### [Task description]
Transcribe all of the material exactly, except for its pictures.

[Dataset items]
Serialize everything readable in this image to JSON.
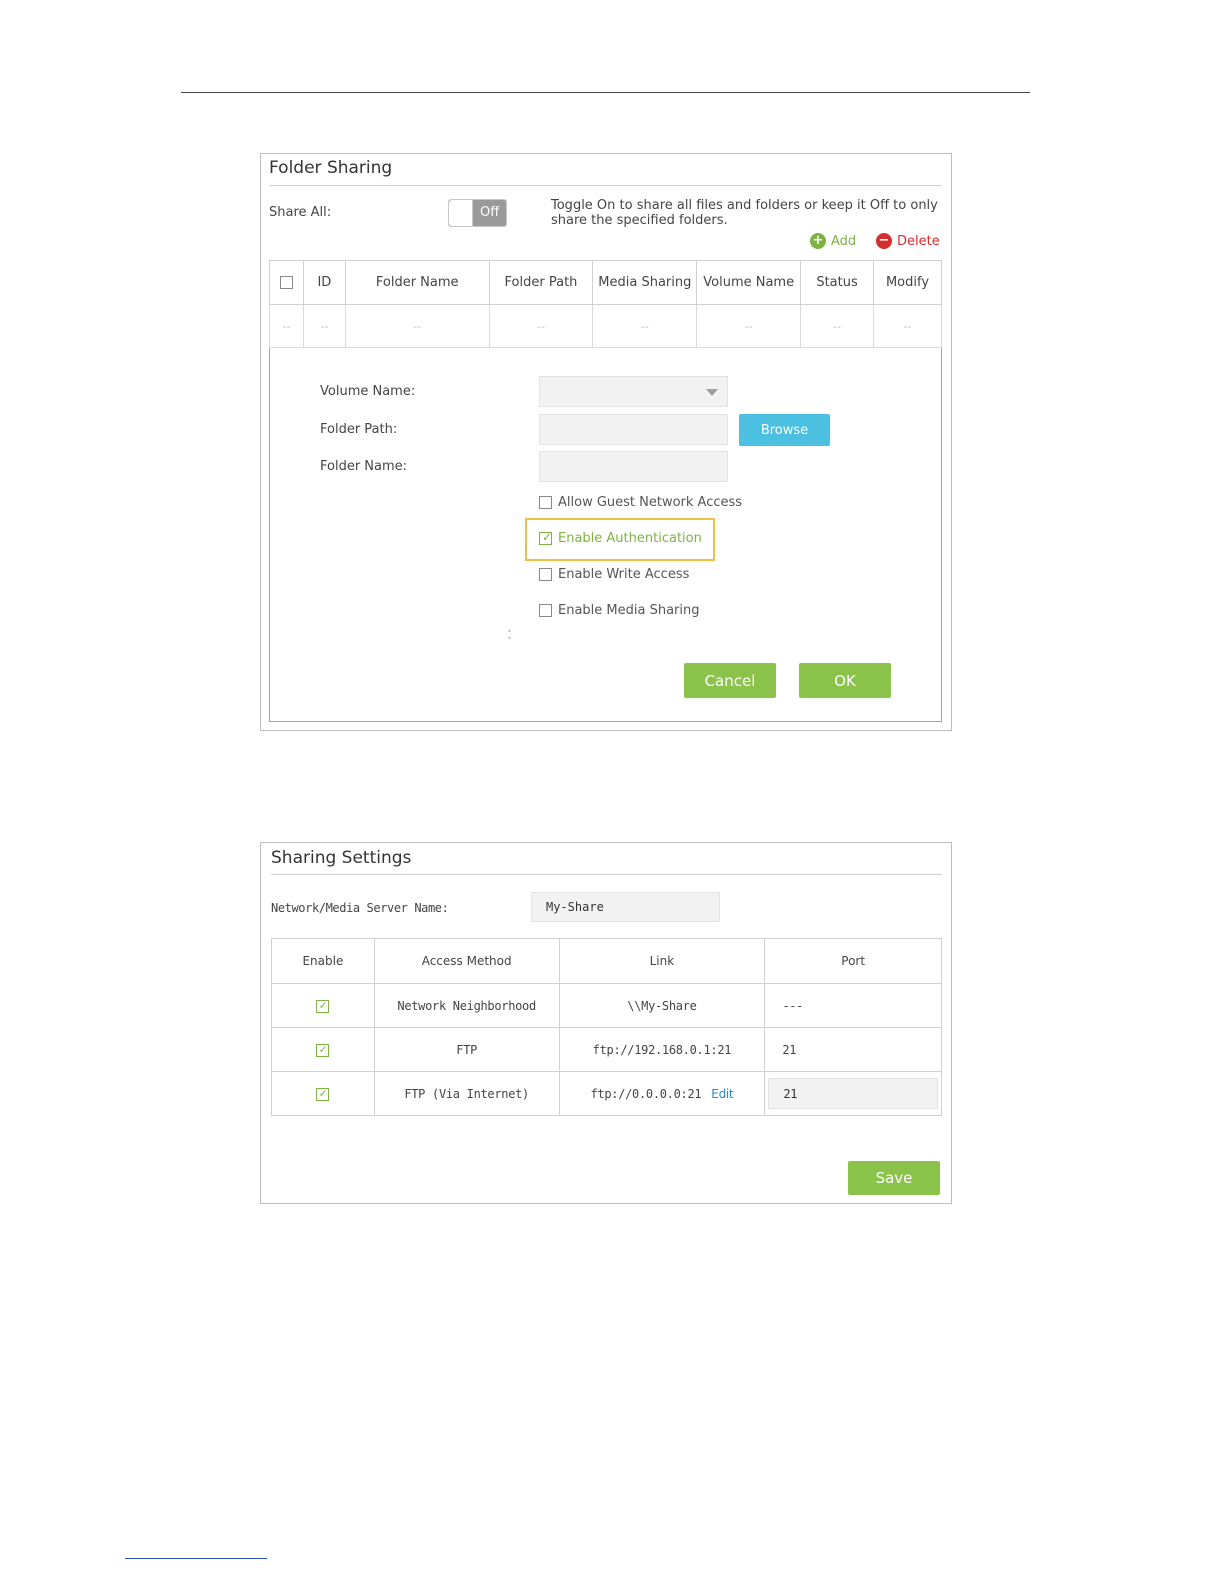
{
  "folder_sharing": {
    "title": "Folder Sharing",
    "share_all_label": "Share All:",
    "toggle_state": "Off",
    "description": "Toggle On to share all files and folders or keep it Off to only share the specified folders.",
    "add_label": "Add",
    "delete_label": "Delete",
    "table": {
      "headers": [
        "ID",
        "Folder Name",
        "Folder Path",
        "Media Sharing",
        "Volume Name",
        "Status",
        "Modify"
      ],
      "row": [
        "--",
        "--",
        "--",
        "--",
        "--",
        "--",
        "--",
        "--"
      ]
    },
    "form": {
      "volume_name_label": "Volume Name:",
      "folder_path_label": "Folder Path:",
      "folder_name_label": "Folder Name:",
      "browse_label": "Browse",
      "options": {
        "guest": "Allow Guest Network Access",
        "auth": "Enable Authentication",
        "write": "Enable Write Access",
        "media": "Enable Media Sharing"
      },
      "cancel_label": "Cancel",
      "ok_label": "OK"
    }
  },
  "sharing_settings": {
    "title": "Sharing Settings",
    "server_name_label": "Network/Media Server Name:",
    "server_name_value": "My-Share",
    "headers": [
      "Enable",
      "Access Method",
      "Link",
      "Port"
    ],
    "rows": [
      {
        "method": "Network Neighborhood",
        "link": "\\\\My-Share",
        "port": "---"
      },
      {
        "method": "FTP",
        "link": "ftp://192.168.0.1:21",
        "port": "21"
      },
      {
        "method": "FTP (Via Internet)",
        "link": "ftp://0.0.0.0:21",
        "edit": "Edit",
        "port": "21"
      }
    ],
    "save_label": "Save"
  },
  "colors": {
    "accent_green": "#8bc34a",
    "browse_blue": "#4bc0e0",
    "delete_red": "#d32f2f",
    "highlight_yellow": "#f0c040"
  }
}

### [Task response]
Serialize everything readable in this image to JSON.
{
  "folder_sharing": {
    "title": "Folder Sharing",
    "share_all_label": "Share All:",
    "toggle_state": "Off",
    "description": "Toggle On to share all files and folders or keep it Off to only share the specified folders.",
    "add_label": "Add",
    "delete_label": "Delete",
    "table": {
      "headers": [
        "ID",
        "Folder Name",
        "Folder Path",
        "Media Sharing",
        "Volume Name",
        "Status",
        "Modify"
      ],
      "row": [
        "--",
        "--",
        "--",
        "--",
        "--",
        "--",
        "--",
        "--"
      ]
    },
    "form": {
      "volume_name_label": "Volume Name:",
      "folder_path_label": "Folder Path:",
      "folder_name_label": "Folder Name:",
      "browse_label": "Browse",
      "options": {
        "guest": "Allow Guest Network Access",
        "auth": "Enable Authentication",
        "write": "Enable Write Access",
        "media": "Enable Media Sharing"
      },
      "cancel_label": "Cancel",
      "ok_label": "OK"
    }
  },
  "sharing_settings": {
    "title": "Sharing Settings",
    "server_name_label": "Network/Media Server Name:",
    "server_name_value": "My-Share",
    "headers": [
      "Enable",
      "Access Method",
      "Link",
      "Port"
    ],
    "rows": [
      {
        "method": "Network Neighborhood",
        "link": "\\\\My-Share",
        "port": "---"
      },
      {
        "method": "FTP",
        "link": "ftp://192.168.0.1:21",
        "port": "21"
      },
      {
        "method": "FTP (Via Internet)",
        "link": "ftp://0.0.0.0:21",
        "edit": "Edit",
        "port": "21"
      }
    ],
    "save_label": "Save"
  },
  "colors": {
    "accent_green": "#8bc34a",
    "browse_blue": "#4bc0e0",
    "delete_red": "#d32f2f",
    "highlight_yellow": "#f0c040"
  }
}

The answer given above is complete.